▸ Exercise: Identify the lines that contain the word "pentagons", then copy them.

▸ Records supplied:
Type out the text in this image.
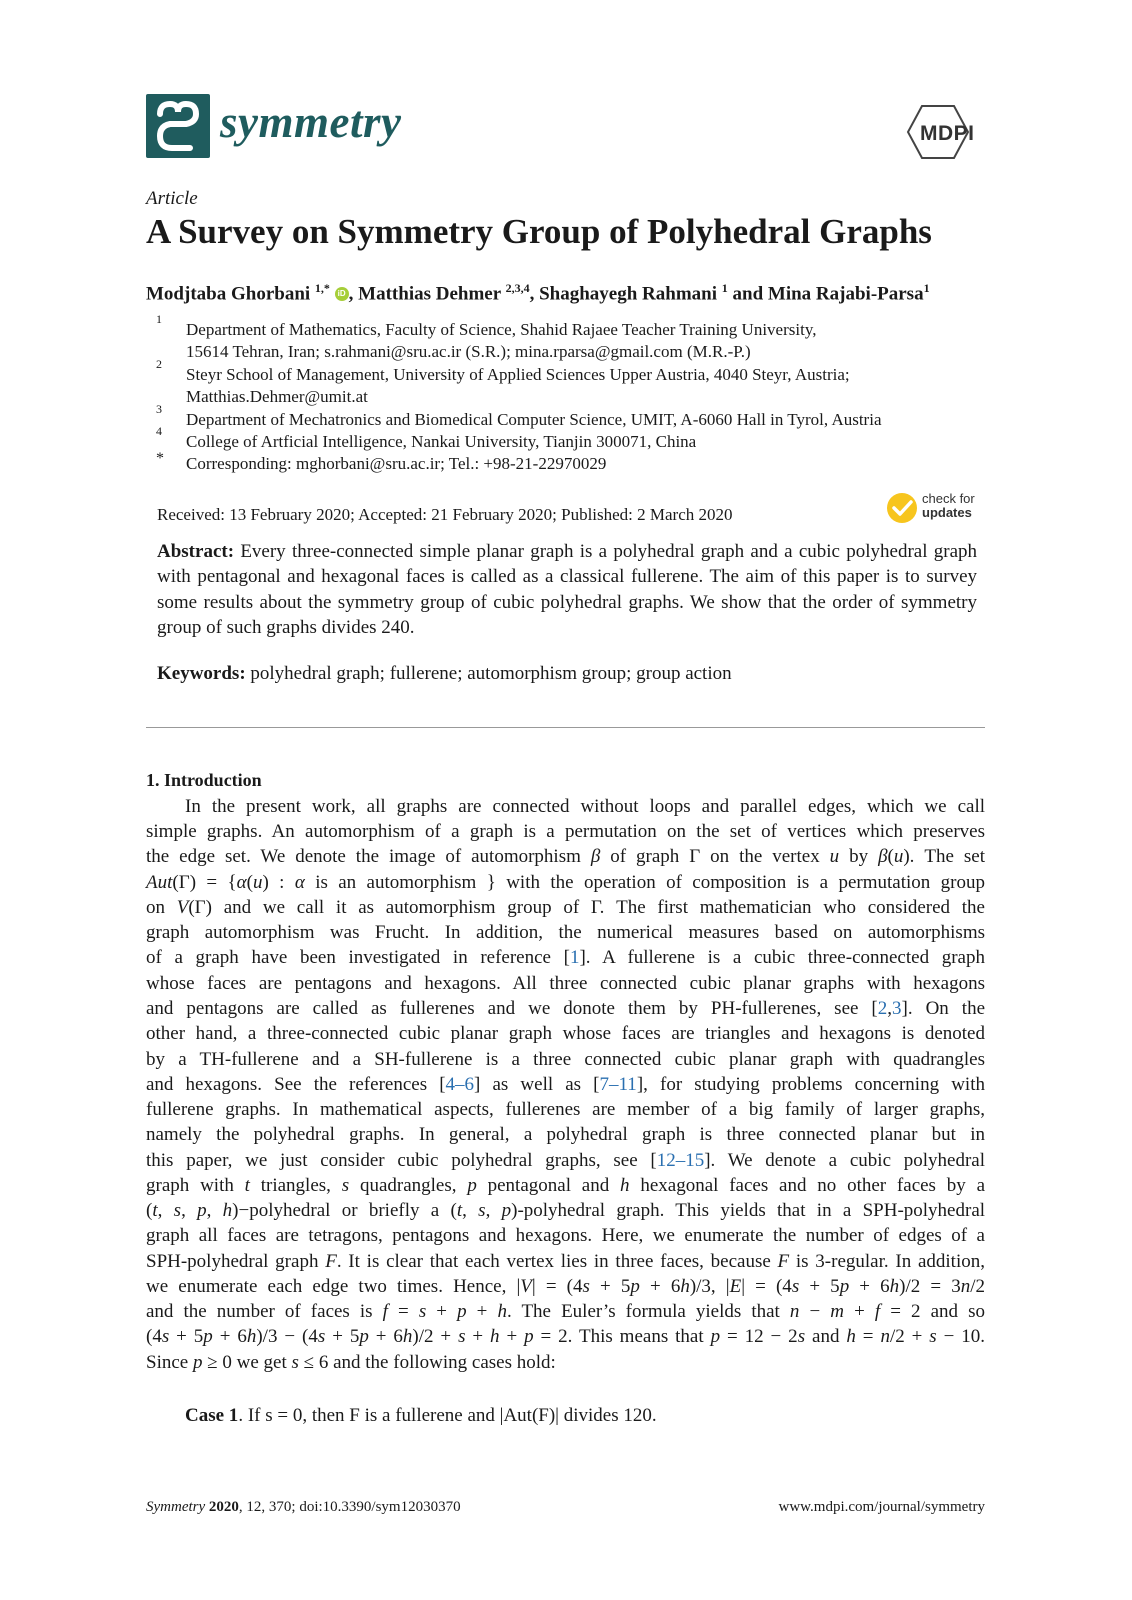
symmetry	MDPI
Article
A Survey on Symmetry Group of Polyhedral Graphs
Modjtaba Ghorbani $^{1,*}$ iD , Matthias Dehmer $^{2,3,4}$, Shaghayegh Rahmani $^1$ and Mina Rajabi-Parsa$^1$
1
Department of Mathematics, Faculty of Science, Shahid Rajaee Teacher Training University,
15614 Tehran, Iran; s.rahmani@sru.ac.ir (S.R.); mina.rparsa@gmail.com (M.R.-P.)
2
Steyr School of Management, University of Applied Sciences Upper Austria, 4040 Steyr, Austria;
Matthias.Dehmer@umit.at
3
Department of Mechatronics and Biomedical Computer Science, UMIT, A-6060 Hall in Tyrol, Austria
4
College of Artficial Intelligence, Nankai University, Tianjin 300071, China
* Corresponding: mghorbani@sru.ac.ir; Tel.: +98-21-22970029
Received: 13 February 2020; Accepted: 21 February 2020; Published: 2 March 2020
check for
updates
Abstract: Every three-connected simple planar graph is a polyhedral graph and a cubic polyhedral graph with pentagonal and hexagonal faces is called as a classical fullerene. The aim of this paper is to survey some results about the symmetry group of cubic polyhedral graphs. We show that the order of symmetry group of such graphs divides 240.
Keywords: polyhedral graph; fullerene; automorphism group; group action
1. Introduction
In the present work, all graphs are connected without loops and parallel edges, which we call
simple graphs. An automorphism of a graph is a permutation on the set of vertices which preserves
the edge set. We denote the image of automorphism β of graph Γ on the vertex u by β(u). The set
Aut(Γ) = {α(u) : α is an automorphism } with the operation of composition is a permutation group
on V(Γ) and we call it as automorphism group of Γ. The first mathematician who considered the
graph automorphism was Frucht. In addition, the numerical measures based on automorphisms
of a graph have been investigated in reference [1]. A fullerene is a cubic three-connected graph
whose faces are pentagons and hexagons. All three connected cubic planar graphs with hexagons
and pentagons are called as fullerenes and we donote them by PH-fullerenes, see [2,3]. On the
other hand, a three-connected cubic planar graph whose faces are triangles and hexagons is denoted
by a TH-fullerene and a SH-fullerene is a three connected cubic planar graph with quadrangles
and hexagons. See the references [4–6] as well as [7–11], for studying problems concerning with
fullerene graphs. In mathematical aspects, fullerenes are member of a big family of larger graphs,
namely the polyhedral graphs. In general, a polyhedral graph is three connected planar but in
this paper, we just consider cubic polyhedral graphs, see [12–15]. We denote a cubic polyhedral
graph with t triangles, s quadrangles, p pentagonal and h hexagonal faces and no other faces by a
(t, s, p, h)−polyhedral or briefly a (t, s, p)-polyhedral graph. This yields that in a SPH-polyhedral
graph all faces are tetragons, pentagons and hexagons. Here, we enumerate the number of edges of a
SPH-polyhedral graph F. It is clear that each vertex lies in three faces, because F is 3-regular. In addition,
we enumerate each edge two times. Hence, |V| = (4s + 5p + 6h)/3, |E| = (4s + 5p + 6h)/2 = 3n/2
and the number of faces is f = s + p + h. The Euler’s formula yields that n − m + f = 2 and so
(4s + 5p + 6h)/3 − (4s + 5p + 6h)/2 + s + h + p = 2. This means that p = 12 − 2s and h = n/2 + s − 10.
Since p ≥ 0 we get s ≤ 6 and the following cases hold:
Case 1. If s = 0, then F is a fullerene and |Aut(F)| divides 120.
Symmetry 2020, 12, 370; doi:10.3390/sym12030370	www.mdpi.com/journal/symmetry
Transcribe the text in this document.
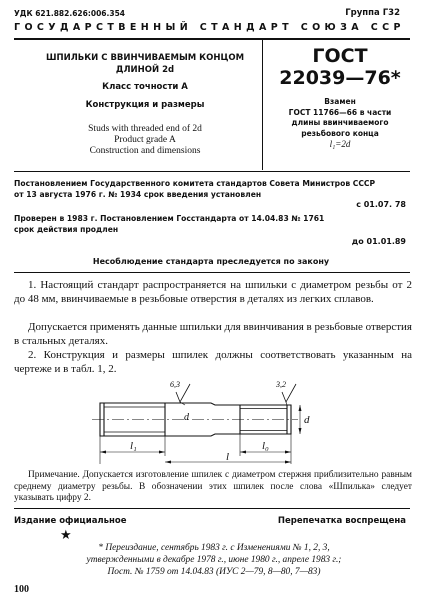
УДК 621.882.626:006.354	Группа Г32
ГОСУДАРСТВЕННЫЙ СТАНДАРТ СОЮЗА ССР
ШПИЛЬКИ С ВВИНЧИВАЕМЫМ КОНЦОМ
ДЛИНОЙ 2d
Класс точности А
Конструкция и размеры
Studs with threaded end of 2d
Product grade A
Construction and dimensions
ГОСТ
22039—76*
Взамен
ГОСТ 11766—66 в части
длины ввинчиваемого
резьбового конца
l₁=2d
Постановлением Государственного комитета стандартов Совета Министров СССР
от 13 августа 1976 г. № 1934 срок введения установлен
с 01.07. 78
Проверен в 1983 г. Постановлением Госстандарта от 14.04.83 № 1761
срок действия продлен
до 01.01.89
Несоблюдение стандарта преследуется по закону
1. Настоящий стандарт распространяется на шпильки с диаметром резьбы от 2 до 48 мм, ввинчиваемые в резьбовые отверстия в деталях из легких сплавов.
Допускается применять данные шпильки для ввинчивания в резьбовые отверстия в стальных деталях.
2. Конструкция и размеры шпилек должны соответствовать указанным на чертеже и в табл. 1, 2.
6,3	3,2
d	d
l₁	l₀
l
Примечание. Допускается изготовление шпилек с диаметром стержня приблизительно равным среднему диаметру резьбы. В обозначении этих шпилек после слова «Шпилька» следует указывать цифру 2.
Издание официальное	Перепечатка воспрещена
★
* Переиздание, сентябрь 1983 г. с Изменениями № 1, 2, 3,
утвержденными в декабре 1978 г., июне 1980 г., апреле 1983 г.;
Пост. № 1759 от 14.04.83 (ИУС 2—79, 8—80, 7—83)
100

▸ Full solution:
whose faces are pentagons and hexagons. All three connected cubic planar graphs with hexagons
and pentagons are called as fullerenes and we donote them by PH-fullerenes, see [2,3]. On the
graph all faces are tetragons, pentagons and hexagons. Here, we enumerate the number of edges of a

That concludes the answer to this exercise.